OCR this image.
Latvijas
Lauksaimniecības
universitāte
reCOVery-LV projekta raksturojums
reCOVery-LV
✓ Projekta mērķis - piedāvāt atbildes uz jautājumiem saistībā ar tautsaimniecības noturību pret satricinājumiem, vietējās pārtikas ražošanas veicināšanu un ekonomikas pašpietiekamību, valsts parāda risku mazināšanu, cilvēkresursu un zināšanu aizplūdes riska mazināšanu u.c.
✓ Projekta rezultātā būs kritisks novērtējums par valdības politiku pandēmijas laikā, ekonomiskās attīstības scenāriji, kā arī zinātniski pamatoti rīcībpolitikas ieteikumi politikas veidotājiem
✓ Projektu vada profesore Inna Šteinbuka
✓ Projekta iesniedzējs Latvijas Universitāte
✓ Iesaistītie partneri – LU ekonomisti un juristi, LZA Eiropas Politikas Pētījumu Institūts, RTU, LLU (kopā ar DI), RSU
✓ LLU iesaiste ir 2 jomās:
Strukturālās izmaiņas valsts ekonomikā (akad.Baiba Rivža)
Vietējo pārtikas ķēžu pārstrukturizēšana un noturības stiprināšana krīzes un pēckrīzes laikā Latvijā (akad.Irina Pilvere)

*Set exercise:* Output each entry precisely as given.

*Solution to the problem:*
OCR this image.
Latvijas
Lauksaimniecības
universitāte
reCOVery-LV projekta raksturojums
reCOVery-LV
✓ Projekta mērķis - piedāvāt atbildes uz jautājumiem saistībā ar tautsaimniecības noturību pret satricinājumiem, vietējās pārtikas ražošanas veicināšanu un ekonomikas pašpietiekamību, valsts parāda risku mazināšanu, cilvēkresursu un zināšanu aizplūdes riska mazināšanu u.c.
✓ Projekta rezultātā būs kritisks novērtējums par valdības politiku pandēmijas laikā, ekonomiskās attīstības scenāriji, kā arī zinātniski pamatoti rīcībpolitikas ieteikumi politikas veidotājiem
✓ Projektu vada profesore Inna Šteinbuka
✓ Projekta iesniedzējs Latvijas Universitāte
✓ Iesaistītie partneri – LU ekonomisti un juristi, LZA Eiropas Politikas Pētījumu Institūts, RTU, LLU (kopā ar DI), RSU
✓ LLU iesaiste ir 2 jomās:
Strukturālās izmaiņas valsts ekonomikā (akad.Baiba Rivža)
Vietējo pārtikas ķēžu pārstrukturizēšana un noturības stiprināšana krīzes un pēckrīzes laikā Latvijā (akad.Irina Pilvere)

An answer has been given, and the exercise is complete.